The task:
Of the lines in the entries below, state how many hold the word "this". Say nothing else.

(Extracted records)
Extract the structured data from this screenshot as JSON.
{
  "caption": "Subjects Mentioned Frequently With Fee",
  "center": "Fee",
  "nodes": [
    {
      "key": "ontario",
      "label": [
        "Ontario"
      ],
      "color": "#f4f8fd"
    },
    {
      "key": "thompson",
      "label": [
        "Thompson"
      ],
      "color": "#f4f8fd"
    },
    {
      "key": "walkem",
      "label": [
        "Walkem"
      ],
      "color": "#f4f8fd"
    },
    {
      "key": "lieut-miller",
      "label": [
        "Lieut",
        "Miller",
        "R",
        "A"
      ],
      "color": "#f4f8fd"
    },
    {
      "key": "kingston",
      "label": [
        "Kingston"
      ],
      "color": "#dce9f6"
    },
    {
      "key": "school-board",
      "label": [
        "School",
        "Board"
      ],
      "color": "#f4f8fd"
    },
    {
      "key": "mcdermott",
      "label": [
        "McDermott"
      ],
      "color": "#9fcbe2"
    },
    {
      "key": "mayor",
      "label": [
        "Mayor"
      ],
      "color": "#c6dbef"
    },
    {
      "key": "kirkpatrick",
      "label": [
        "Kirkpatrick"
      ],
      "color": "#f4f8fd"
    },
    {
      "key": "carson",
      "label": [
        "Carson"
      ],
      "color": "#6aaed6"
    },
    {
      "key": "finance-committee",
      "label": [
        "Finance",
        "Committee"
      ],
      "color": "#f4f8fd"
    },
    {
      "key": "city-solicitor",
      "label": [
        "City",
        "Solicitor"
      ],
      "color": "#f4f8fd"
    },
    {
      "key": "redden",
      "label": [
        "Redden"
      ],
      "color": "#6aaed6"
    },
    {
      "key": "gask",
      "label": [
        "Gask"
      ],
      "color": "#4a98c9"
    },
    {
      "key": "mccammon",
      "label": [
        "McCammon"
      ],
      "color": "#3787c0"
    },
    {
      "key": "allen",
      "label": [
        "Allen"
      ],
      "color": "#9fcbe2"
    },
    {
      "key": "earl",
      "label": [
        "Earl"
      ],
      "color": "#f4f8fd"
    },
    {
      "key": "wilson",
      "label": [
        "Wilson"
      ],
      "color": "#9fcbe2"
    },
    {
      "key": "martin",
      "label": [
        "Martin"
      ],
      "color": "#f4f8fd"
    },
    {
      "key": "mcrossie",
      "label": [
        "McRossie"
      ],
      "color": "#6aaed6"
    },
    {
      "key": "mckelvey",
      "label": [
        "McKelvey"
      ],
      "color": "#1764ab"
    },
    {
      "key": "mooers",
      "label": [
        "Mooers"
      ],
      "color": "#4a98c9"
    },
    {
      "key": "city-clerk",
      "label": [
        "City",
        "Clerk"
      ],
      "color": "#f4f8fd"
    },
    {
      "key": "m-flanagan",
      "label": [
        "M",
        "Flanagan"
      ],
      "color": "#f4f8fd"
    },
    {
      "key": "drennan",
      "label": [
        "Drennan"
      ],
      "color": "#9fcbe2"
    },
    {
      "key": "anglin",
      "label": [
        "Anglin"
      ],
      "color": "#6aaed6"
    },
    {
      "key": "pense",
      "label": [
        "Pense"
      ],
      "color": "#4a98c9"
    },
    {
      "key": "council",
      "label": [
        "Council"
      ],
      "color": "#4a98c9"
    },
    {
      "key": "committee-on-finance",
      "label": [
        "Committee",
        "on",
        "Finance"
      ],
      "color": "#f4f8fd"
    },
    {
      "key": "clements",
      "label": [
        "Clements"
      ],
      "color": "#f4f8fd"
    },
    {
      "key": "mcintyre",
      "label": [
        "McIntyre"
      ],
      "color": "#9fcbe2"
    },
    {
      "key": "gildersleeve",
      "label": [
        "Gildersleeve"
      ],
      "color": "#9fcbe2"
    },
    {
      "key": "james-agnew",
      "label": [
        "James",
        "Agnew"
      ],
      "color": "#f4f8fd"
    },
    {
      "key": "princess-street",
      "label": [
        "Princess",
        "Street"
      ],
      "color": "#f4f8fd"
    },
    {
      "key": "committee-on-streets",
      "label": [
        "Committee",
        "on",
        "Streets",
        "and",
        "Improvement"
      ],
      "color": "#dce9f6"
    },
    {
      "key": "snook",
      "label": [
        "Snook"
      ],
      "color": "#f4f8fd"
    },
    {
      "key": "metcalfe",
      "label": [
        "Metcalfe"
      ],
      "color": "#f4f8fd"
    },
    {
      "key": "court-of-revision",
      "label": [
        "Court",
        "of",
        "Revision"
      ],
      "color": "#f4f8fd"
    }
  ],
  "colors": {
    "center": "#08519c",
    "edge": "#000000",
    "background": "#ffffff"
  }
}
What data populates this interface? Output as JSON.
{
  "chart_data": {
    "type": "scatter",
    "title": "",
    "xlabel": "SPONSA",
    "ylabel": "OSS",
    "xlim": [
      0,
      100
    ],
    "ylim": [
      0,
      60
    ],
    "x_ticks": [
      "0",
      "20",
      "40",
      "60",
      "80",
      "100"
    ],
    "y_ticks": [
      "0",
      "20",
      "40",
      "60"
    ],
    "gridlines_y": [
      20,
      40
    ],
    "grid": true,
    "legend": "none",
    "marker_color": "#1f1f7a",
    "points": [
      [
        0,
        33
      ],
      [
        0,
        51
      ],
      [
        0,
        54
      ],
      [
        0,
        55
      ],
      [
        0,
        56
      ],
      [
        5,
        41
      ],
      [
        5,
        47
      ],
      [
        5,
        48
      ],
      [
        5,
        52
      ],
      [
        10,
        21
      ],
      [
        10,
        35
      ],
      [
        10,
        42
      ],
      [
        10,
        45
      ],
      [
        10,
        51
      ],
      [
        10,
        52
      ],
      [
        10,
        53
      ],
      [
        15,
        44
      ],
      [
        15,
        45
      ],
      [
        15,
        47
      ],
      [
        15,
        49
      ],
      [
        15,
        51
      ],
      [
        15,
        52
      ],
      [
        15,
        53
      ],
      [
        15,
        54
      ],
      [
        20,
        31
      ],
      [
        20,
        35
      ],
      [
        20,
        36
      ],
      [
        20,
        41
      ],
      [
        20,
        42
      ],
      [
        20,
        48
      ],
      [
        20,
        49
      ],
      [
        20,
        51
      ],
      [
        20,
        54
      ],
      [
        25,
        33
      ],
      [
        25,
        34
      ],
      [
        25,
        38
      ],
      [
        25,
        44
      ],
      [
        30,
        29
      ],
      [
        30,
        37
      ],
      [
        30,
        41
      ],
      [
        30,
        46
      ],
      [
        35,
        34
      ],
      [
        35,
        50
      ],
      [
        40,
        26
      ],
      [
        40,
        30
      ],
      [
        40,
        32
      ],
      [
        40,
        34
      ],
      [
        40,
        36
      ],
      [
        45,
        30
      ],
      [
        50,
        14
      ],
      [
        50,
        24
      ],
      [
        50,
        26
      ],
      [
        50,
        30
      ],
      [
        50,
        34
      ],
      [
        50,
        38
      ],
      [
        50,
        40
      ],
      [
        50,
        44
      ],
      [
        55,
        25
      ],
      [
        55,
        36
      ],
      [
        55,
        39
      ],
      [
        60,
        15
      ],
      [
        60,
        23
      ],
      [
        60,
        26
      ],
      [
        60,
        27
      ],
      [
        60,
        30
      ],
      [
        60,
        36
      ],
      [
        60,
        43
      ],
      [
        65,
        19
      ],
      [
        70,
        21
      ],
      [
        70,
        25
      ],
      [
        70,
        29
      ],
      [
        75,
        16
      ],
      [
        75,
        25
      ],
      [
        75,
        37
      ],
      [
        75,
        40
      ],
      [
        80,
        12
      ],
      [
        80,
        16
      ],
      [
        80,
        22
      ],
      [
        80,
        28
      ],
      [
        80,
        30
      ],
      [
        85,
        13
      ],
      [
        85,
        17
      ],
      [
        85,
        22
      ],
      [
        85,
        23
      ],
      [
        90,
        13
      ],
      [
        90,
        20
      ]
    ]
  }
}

Worked solution:
2